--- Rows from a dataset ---
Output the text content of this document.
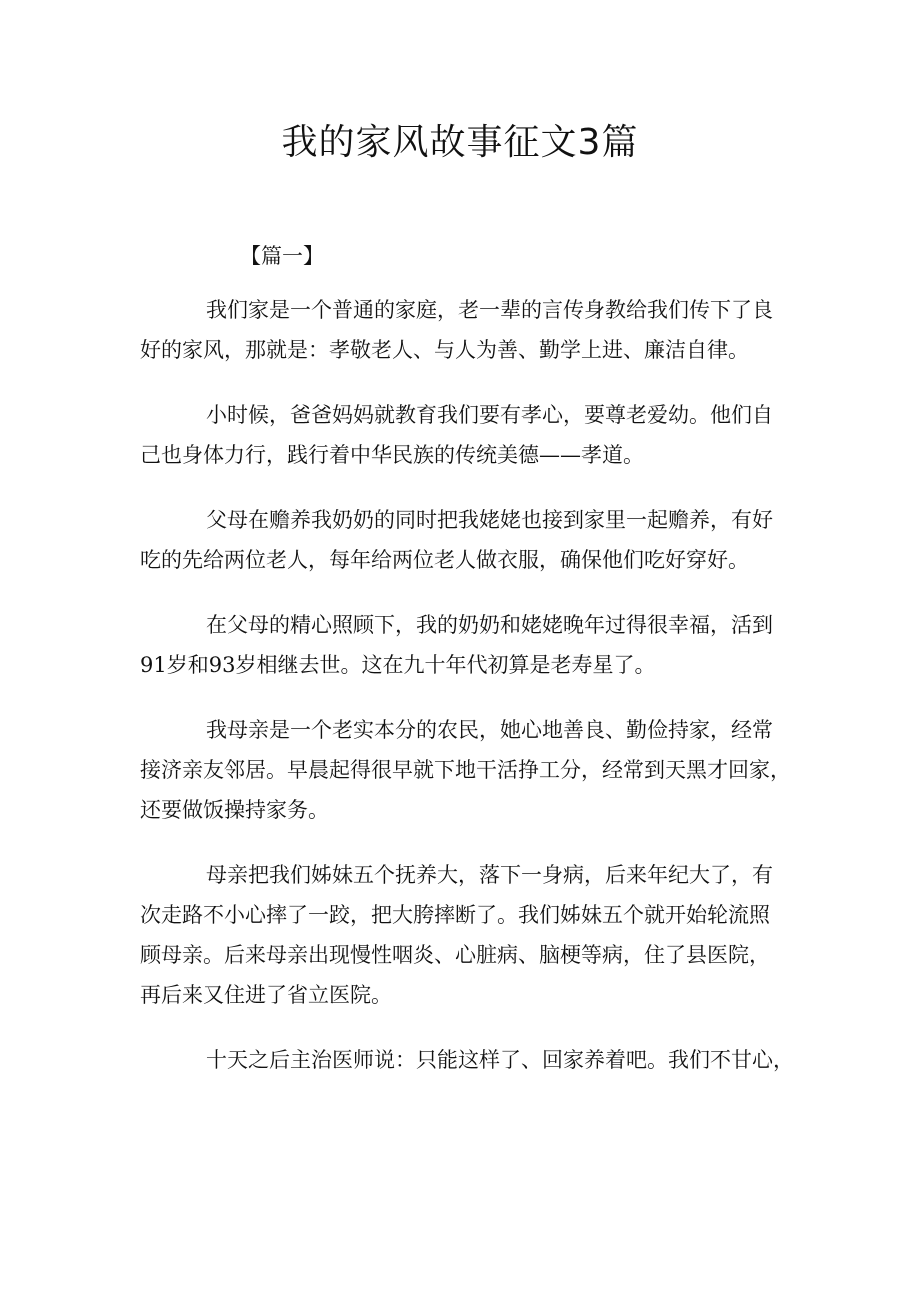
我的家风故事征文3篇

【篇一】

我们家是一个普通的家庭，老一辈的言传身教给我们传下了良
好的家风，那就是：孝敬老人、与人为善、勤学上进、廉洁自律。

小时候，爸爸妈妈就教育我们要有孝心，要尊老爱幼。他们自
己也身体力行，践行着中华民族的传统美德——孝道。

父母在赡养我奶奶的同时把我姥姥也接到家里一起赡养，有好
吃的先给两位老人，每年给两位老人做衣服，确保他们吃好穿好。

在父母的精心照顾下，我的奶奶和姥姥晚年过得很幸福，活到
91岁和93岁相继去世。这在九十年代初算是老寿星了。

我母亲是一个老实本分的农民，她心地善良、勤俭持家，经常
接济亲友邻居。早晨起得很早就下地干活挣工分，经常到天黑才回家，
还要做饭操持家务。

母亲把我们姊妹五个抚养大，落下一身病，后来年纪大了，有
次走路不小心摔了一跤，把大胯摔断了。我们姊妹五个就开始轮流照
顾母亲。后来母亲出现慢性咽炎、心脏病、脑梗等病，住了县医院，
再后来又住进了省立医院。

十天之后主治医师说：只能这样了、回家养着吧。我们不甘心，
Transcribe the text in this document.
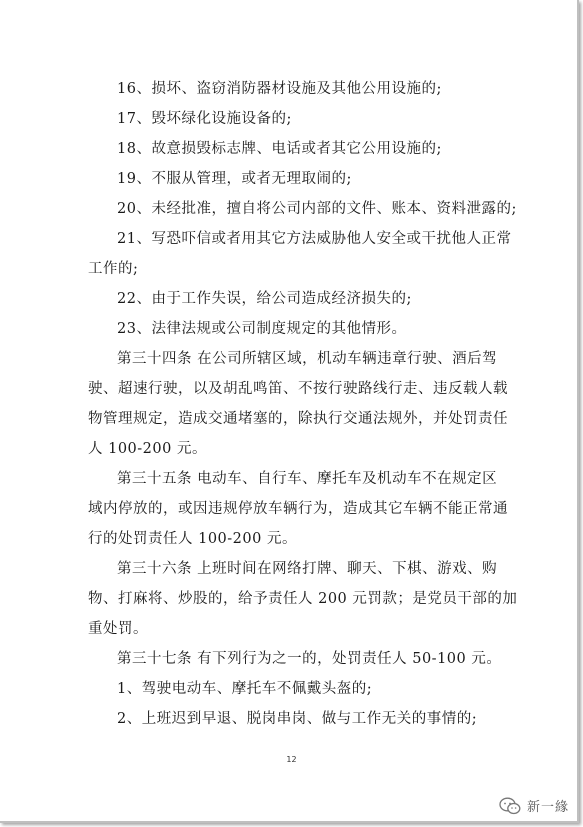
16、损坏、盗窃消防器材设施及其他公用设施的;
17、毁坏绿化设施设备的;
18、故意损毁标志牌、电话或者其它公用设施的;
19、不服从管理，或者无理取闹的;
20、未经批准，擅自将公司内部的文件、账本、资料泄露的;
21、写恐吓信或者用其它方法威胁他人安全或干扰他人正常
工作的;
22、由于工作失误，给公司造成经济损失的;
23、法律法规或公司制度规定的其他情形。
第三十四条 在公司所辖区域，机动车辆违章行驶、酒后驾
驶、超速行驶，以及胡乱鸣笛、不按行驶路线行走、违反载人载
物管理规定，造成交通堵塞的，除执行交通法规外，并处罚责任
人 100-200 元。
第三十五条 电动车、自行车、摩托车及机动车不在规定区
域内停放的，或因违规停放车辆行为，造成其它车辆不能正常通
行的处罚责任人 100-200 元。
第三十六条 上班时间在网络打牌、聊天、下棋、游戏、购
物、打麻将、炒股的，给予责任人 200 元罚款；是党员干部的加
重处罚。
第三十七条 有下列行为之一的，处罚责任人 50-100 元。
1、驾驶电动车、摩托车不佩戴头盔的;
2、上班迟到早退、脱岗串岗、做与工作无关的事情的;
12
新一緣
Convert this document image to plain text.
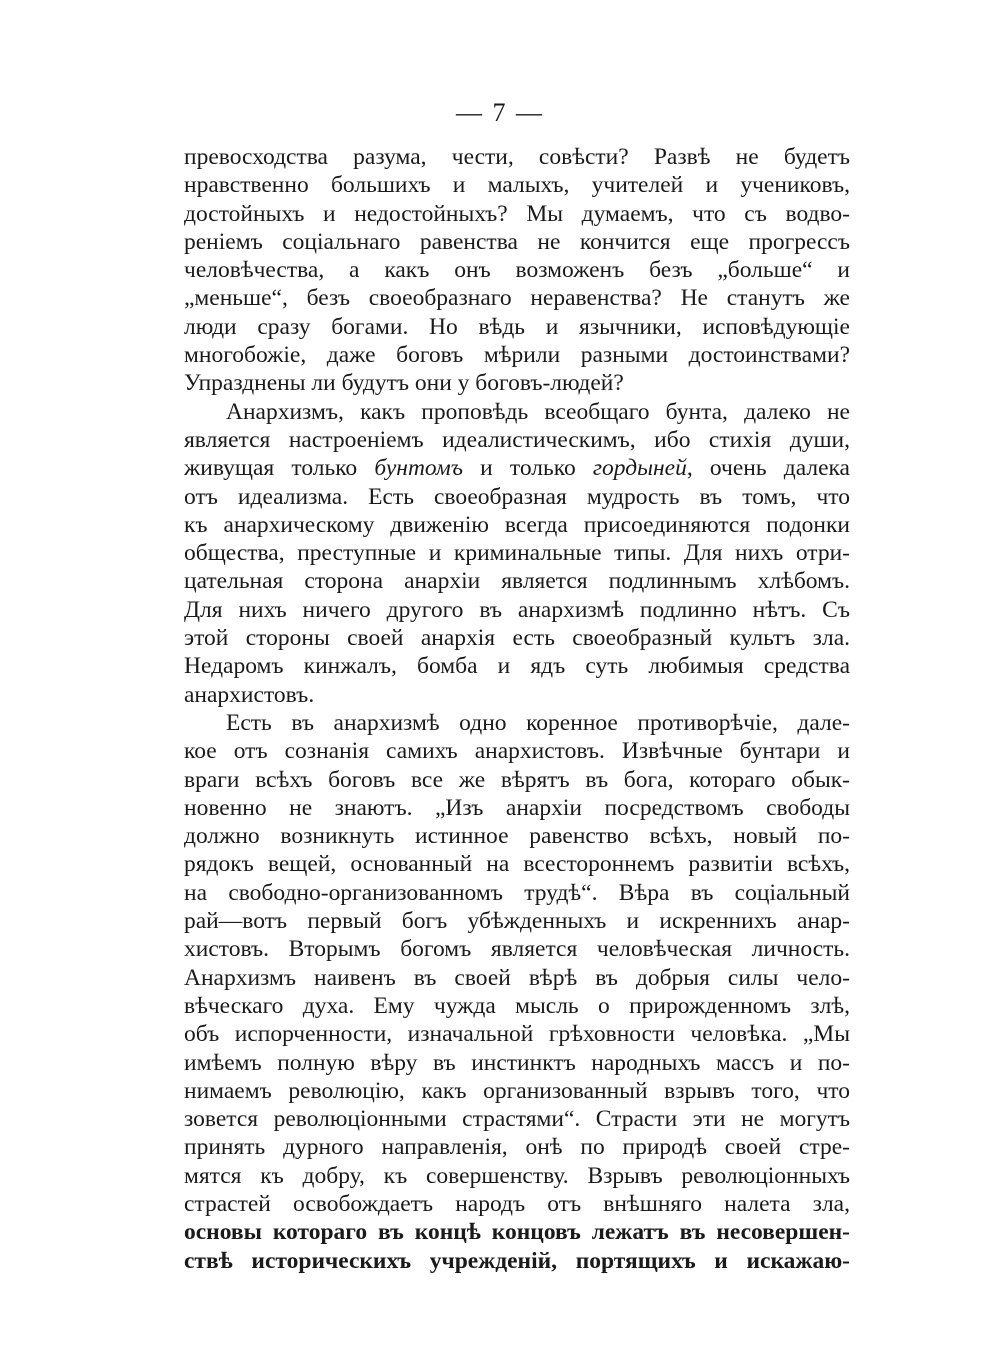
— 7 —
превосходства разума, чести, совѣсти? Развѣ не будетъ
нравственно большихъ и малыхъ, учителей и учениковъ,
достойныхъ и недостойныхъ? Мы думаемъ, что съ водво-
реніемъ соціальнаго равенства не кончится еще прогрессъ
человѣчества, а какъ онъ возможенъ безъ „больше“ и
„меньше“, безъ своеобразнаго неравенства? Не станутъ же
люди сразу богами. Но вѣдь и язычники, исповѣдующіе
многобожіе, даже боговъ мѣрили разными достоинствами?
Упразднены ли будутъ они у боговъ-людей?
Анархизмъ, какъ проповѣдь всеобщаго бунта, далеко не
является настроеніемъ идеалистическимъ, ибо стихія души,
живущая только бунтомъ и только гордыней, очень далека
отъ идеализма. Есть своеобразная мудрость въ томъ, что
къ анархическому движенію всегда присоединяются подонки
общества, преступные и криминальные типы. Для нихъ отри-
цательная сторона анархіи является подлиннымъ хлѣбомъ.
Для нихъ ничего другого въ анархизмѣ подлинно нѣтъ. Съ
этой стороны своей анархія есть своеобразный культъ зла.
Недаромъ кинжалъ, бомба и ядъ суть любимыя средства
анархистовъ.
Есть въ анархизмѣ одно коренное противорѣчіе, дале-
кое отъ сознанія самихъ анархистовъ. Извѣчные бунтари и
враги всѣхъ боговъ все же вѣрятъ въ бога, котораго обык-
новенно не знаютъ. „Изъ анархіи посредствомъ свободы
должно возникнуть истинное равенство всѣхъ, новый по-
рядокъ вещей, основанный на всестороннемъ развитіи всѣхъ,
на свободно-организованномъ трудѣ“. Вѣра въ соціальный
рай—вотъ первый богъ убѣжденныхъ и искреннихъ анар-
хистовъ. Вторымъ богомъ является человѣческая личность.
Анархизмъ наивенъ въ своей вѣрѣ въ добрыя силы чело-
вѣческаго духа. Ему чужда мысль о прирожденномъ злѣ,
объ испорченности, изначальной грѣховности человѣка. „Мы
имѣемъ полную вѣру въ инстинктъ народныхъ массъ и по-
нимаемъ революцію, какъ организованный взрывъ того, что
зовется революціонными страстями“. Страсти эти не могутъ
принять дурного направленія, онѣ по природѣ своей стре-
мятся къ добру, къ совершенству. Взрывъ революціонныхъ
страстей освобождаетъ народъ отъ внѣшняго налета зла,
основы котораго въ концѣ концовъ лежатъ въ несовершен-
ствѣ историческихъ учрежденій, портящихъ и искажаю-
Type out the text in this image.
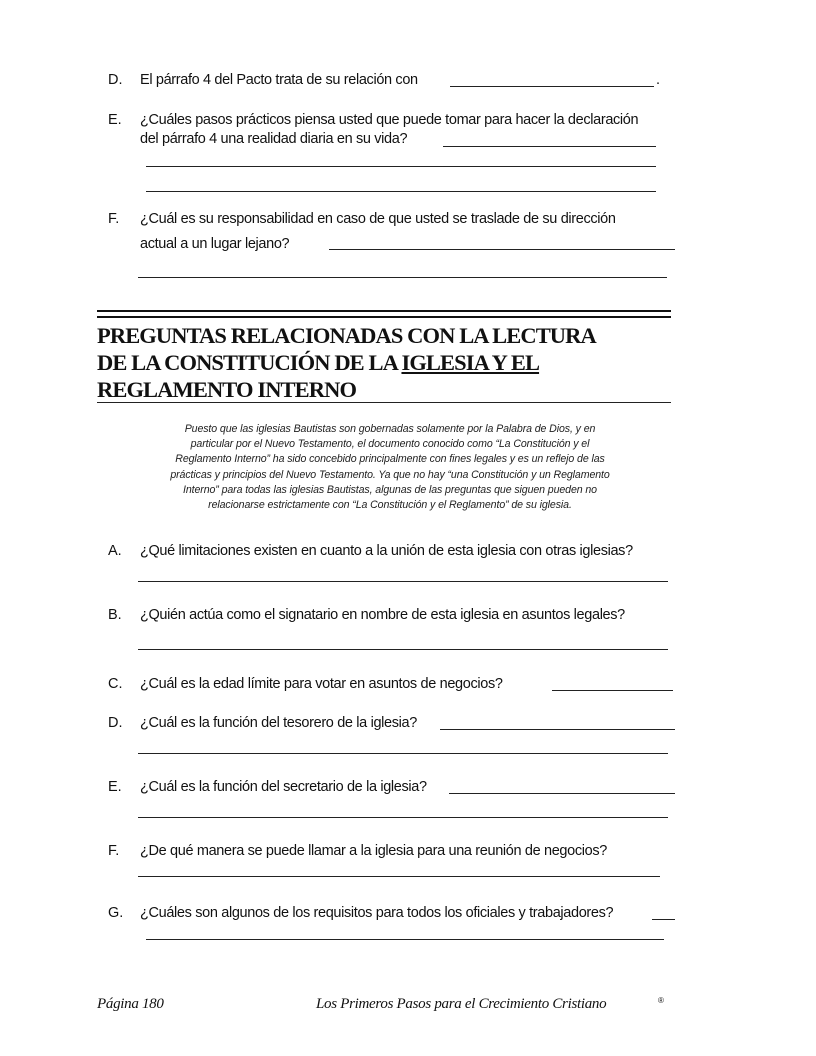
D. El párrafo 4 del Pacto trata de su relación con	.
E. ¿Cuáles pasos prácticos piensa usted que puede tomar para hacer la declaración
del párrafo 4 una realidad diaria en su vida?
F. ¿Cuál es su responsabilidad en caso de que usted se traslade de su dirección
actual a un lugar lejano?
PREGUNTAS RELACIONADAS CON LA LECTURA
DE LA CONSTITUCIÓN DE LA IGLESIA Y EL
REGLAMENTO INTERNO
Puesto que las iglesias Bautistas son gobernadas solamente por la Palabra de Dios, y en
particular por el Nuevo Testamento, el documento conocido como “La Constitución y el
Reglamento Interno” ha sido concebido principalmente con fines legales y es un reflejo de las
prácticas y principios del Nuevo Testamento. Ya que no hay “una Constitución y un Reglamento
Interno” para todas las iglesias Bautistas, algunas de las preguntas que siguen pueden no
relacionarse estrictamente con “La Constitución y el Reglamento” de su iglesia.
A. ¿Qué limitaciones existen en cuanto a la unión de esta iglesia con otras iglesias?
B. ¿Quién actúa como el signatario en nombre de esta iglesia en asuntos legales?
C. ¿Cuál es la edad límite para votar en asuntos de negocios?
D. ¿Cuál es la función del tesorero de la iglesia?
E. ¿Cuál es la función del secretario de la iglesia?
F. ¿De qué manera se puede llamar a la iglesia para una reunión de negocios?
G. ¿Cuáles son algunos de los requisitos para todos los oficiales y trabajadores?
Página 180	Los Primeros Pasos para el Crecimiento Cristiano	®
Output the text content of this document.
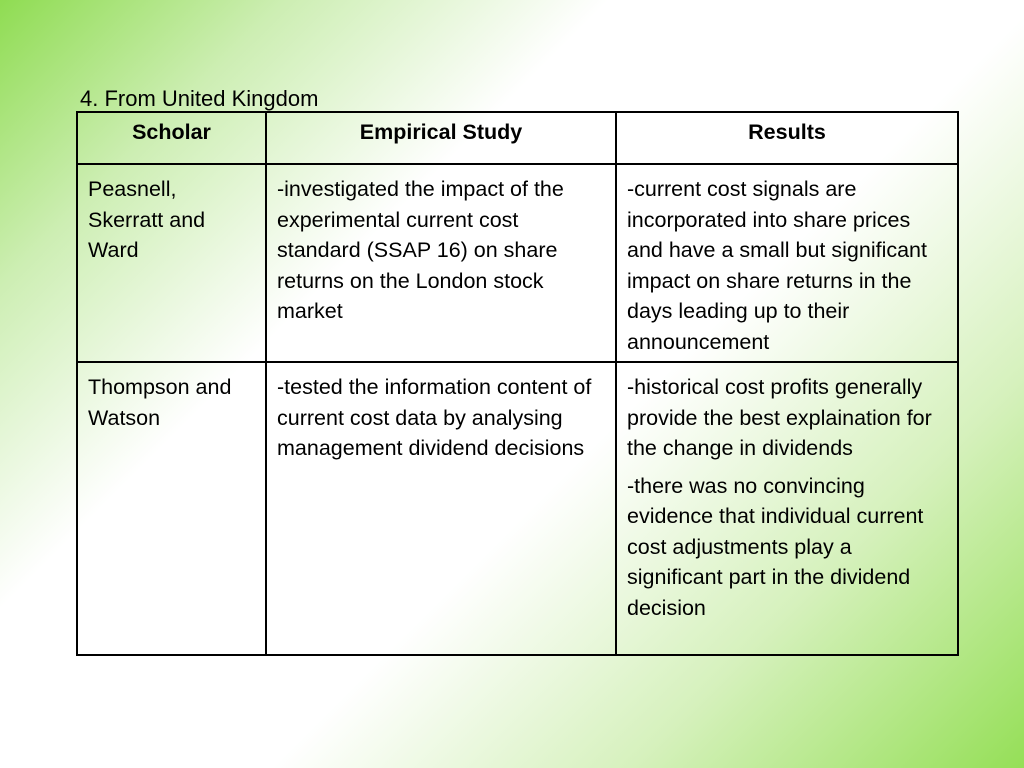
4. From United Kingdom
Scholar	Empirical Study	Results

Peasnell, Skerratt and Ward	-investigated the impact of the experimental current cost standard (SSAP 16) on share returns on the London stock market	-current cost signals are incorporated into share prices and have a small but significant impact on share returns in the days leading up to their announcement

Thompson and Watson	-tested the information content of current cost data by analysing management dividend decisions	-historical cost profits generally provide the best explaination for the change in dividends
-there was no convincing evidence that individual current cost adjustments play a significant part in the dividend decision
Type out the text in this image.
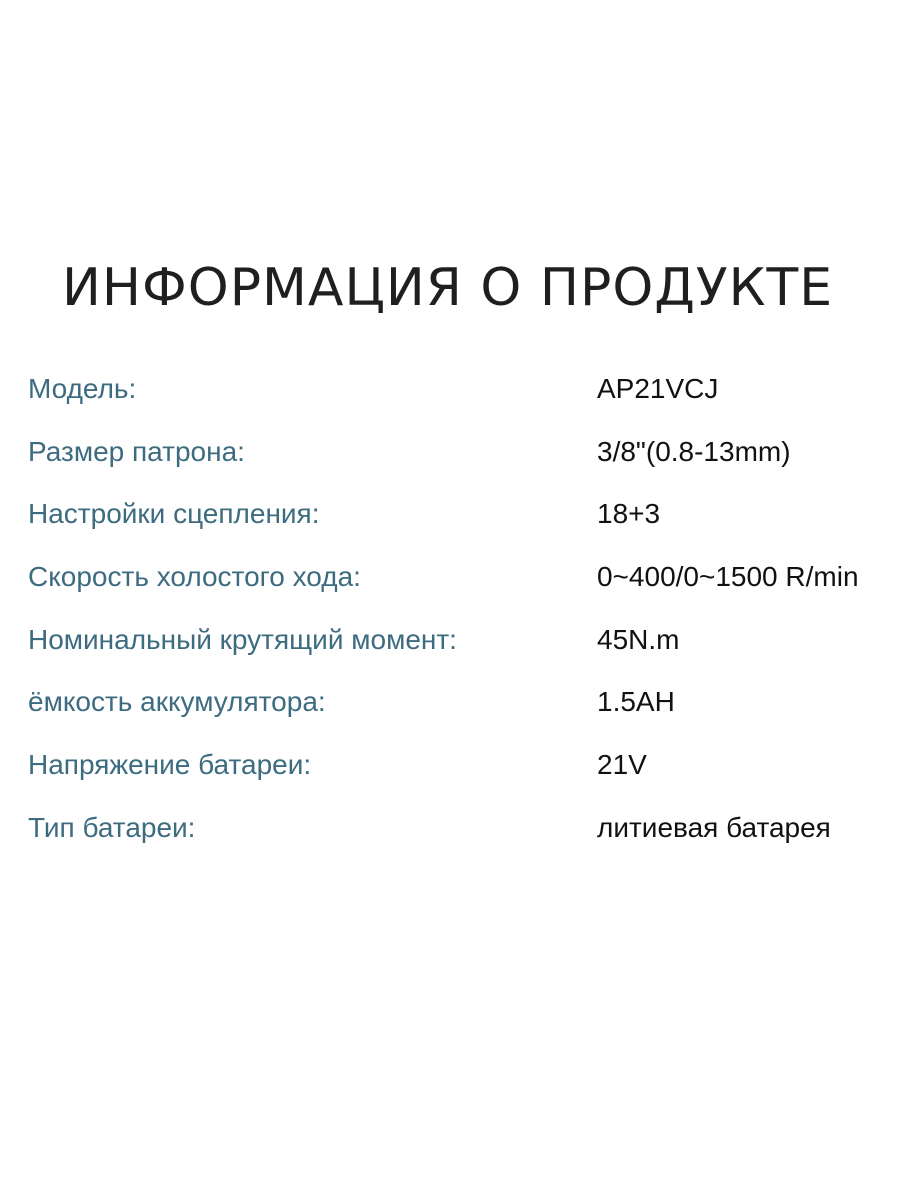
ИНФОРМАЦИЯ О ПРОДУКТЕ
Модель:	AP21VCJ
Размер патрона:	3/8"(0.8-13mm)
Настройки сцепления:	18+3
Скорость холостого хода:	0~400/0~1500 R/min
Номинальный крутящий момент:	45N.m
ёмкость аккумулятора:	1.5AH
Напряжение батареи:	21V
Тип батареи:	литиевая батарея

--- OBJECTIVE ---
In the entries above, find each line with the word "función" and copy it.

--- RESPONSE TO THE TASK ---
D. ¿Cuál es la función del tesorero de la iglesia?
E. ¿Cuál es la función del secretario de la iglesia?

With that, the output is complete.